> **Short problem**
Pictures stay out; everything else in the records below is copied exactly.

Figure data in JSON:
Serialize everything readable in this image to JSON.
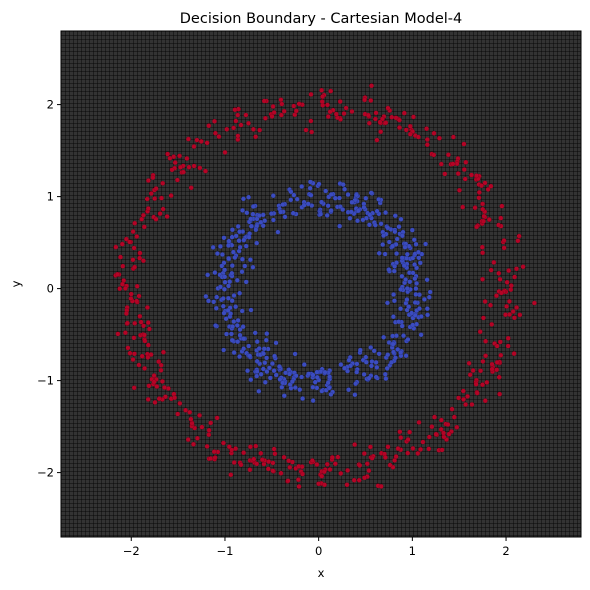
{
  "chart_data": {
    "type": "scatter",
    "subtype": "decision-boundary-contour",
    "title": "Decision Boundary - Cartesian Model-4",
    "xlabel": "x",
    "ylabel": "y",
    "xlim": [
      -2.75,
      2.8
    ],
    "ylim": [
      -2.7,
      2.8
    ],
    "xticks": [
      -2,
      -1,
      0,
      1,
      2
    ],
    "yticks": [
      -2,
      -1,
      0,
      1,
      2
    ],
    "xtick_labels": [
      "−2",
      "−1",
      "0",
      "1",
      "2"
    ],
    "ytick_labels": [
      "−2",
      "−1",
      "0",
      "1",
      "2"
    ],
    "grid": false,
    "legend": "none",
    "colormap": "coolwarm",
    "series": [
      {
        "color": "#b40426",
        "ring_radius": 2.0,
        "noise": 0.1,
        "n_points": 500
      },
      {
        "color": "#3b4cc0",
        "ring_radius": 1.0,
        "noise": 0.1,
        "n_points": 500
      }
    ]
  }
}
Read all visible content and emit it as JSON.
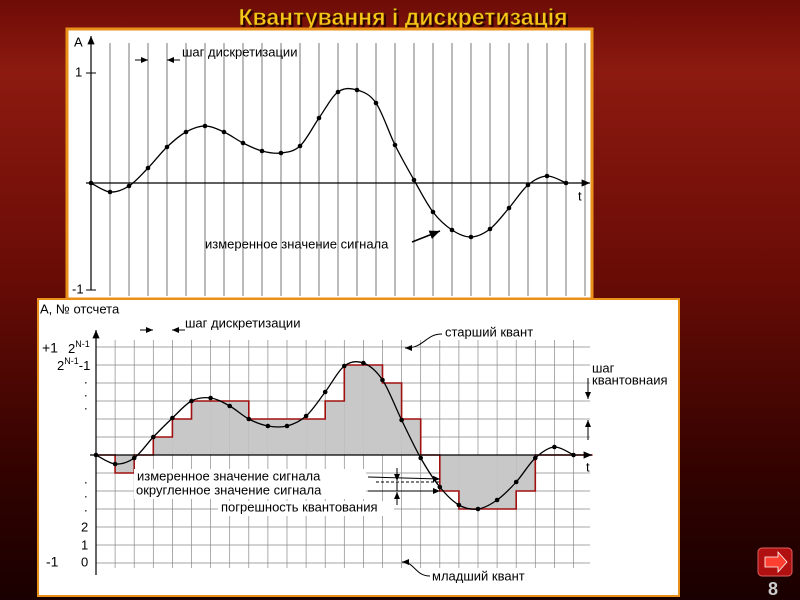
{
  "header": {
    "title": "Квантування і дискретизація"
  },
  "top_diagram": {
    "y_axis": "A",
    "tick_pos": "1",
    "tick_neg": "-1",
    "x_axis": "t",
    "step_label": "шаг дискретизации",
    "measured_label": "измеренное значение сигнала"
  },
  "bottom_diagram": {
    "y_axis": "A, № отсчета",
    "step_label": "шаг дискретизации",
    "top_quantum": "старший квант",
    "bottom_quantum": "младший квант",
    "plus_one": "+1",
    "minus_one": "-1",
    "level_max": {
      "base": "2",
      "sup": "N-1"
    },
    "level_max_minus": {
      "base": "2",
      "sup": "N-1",
      "tail": "-1"
    },
    "level_2": "2",
    "level_1": "1",
    "level_0": "0",
    "x_axis": "t",
    "quant_step": [
      "шаг",
      "квантовнаия"
    ],
    "measured_label": "измеренное значение сигнала",
    "rounded_label": "округленное значение сигнала",
    "error_label": "погрешность квантования"
  },
  "footer": {
    "page_number": "8"
  }
}
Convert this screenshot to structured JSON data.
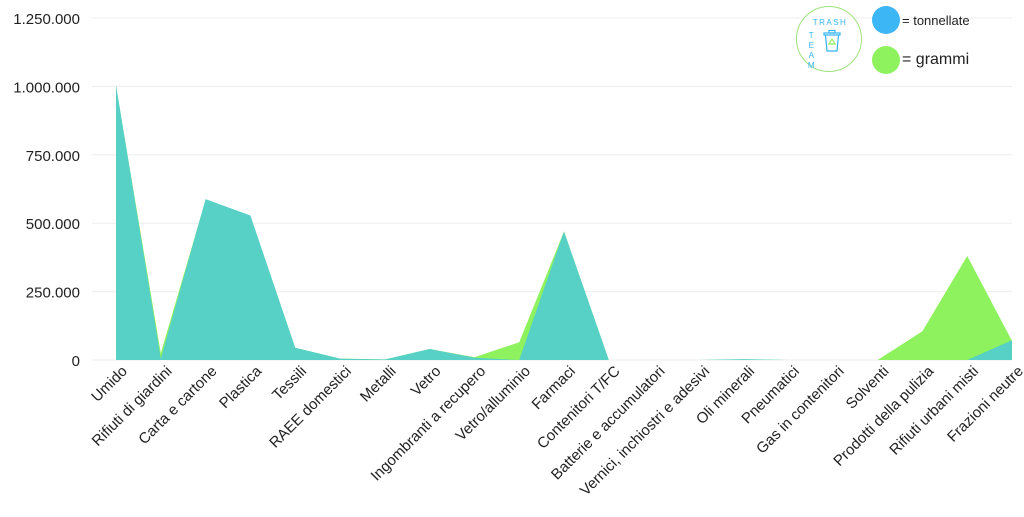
{
  "chart_data": {
    "type": "area",
    "categories": [
      "Umido",
      "Rifiuti di giardini",
      "Carta e cartone",
      "Plastica",
      "Tessili",
      "RAEE domestici",
      "Metalli",
      "Vetro",
      "Ingombranti a recupero",
      "Vetro/alluminio",
      "Farmaci",
      "Contenitori T/FC",
      "Batterie e accumulatori",
      "Vernici, inchiostri e adesivi",
      "Oli minerali",
      "Pneumatici",
      "Gas in contenitori",
      "Solventi",
      "Prodotti della pulizia",
      "Rifiuti urbani misti",
      "Frazioni neutre"
    ],
    "series": [
      {
        "name": "= grammi",
        "color": "#8ef25f",
        "values": [
          1000000,
          25000,
          585000,
          525000,
          45000,
          5000,
          2000,
          40000,
          10000,
          65000,
          470000,
          0,
          0,
          0,
          2000,
          0,
          0,
          0,
          105000,
          380000,
          70000
        ]
      },
      {
        "name": "= tonnellate",
        "color": "#57d0c6",
        "values": [
          1005000,
          5000,
          588000,
          528000,
          45000,
          5000,
          2000,
          40000,
          8000,
          0,
          470000,
          0,
          0,
          0,
          3000,
          0,
          0,
          0,
          0,
          0,
          72000
        ]
      }
    ],
    "y_ticks": [
      "0",
      "250.000",
      "500.000",
      "750.000",
      "1.000.000",
      "1.250.000"
    ],
    "ylim": [
      0,
      1250000
    ],
    "grid": true,
    "legend_position": "top-right"
  },
  "legend": {
    "items": [
      {
        "label": "= tonnellate",
        "color": "#3cb6f5"
      },
      {
        "label": "= grammi",
        "color": "#8ef25f"
      }
    ]
  },
  "logo": {
    "line1": "TRASH",
    "line2": "TEAM",
    "icon": "recycle-bin-icon"
  }
}
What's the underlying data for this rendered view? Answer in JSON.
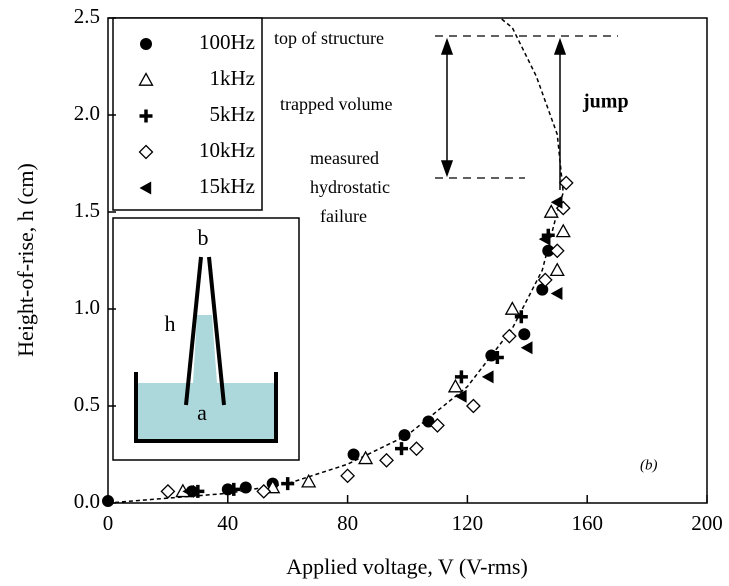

> **Task response**
Serialize everything readable in this image to JSON.
{
  "chart_data": {
    "type": "scatter",
    "subtype": "decision-boundary-contour",
    "title": "Decision Boundary - Cartesian Model-4",
    "xlabel": "x",
    "ylabel": "y",
    "xlim": [
      -2.75,
      2.8
    ],
    "ylim": [
      -2.7,
      2.8
    ],
    "xticks": [
      -2,
      -1,
      0,
      1,
      2
    ],
    "yticks": [
      -2,
      -1,
      0,
      1,
      2
    ],
    "xtick_labels": [
      "−2",
      "−1",
      "0",
      "1",
      "2"
    ],
    "ytick_labels": [
      "−2",
      "−1",
      "0",
      "1",
      "2"
    ],
    "grid": false,
    "legend": "none",
    "colormap": "coolwarm",
    "series": [
      {
        "color": "#b40426",
        "ring_radius": 2.0,
        "noise": 0.1,
        "n_points": 500
      },
      {
        "color": "#3b4cc0",
        "ring_radius": 1.0,
        "noise": 0.1,
        "n_points": 500
      }
    ]
  }
}
Read all visible content and emit it as JSON.
{
  "header": {
    "title": "Квантування і дискретизація"
  },
  "top_diagram": {
    "y_axis": "A",
    "tick_pos": "1",
    "tick_neg": "-1",
    "x_axis": "t",
    "step_label": "шаг дискретизации",
    "measured_label": "измеренное значение сигнала"
  },
  "bottom_diagram": {
    "y_axis": "A, № отсчета",
    "step_label": "шаг дискретизации",
    "top_quantum": "старший квант",
    "bottom_quantum": "младший квант",
    "plus_one": "+1",
    "minus_one": "-1",
    "level_max": {
      "base": "2",
      "sup": "N-1"
    },
    "level_max_minus": {
      "base": "2",
      "sup": "N-1",
      "tail": "-1"
    },
    "level_2": "2",
    "level_1": "1",
    "level_0": "0",
    "x_axis": "t",
    "quant_step": [
      "шаг",
      "квантовнаия"
    ],
    "measured_label": "измеренное значение сигнала",
    "rounded_label": "округленное значение сигнала",
    "error_label": "погрешность квантования"
  },
  "footer": {
    "page_number": "8"
  }
}
Convert this screenshot to structured JSON data.
{
  "chart_data": {
    "type": "area",
    "categories": [
      "Umido",
      "Rifiuti di giardini",
      "Carta e cartone",
      "Plastica",
      "Tessili",
      "RAEE domestici",
      "Metalli",
      "Vetro",
      "Ingombranti a recupero",
      "Vetro/alluminio",
      "Farmaci",
      "Contenitori T/FC",
      "Batterie e accumulatori",
      "Vernici, inchiostri e adesivi",
      "Oli minerali",
      "Pneumatici",
      "Gas in contenitori",
      "Solventi",
      "Prodotti della pulizia",
      "Rifiuti urbani misti",
      "Frazioni neutre"
    ],
    "series": [
      {
        "name": "= grammi",
        "color": "#8ef25f",
        "values": [
          1000000,
          25000,
          585000,
          525000,
          45000,
          5000,
          2000,
          40000,
          10000,
          65000,
          470000,
          0,
          0,
          0,
          2000,
          0,
          0,
          0,
          105000,
          380000,
          70000
        ]
      },
      {
        "name": "= tonnellate",
        "color": "#57d0c6",
        "values": [
          1005000,
          5000,
          588000,
          528000,
          45000,
          5000,
          2000,
          40000,
          8000,
          0,
          470000,
          0,
          0,
          0,
          3000,
          0,
          0,
          0,
          0,
          0,
          72000
        ]
      }
    ],
    "y_ticks": [
      "0",
      "250.000",
      "500.000",
      "750.000",
      "1.000.000",
      "1.250.000"
    ],
    "ylim": [
      0,
      1250000
    ],
    "grid": true,
    "legend_position": "top-right"
  },
  "legend": {
    "items": [
      {
        "label": "= tonnellate",
        "color": "#3cb6f5"
      },
      {
        "label": "= grammi",
        "color": "#8ef25f"
      }
    ]
  },
  "logo": {
    "line1": "TRASH",
    "line2": "TEAM",
    "icon": "recycle-bin-icon"
  }
}
What's the underlying data for this rendered view? Answer in JSON.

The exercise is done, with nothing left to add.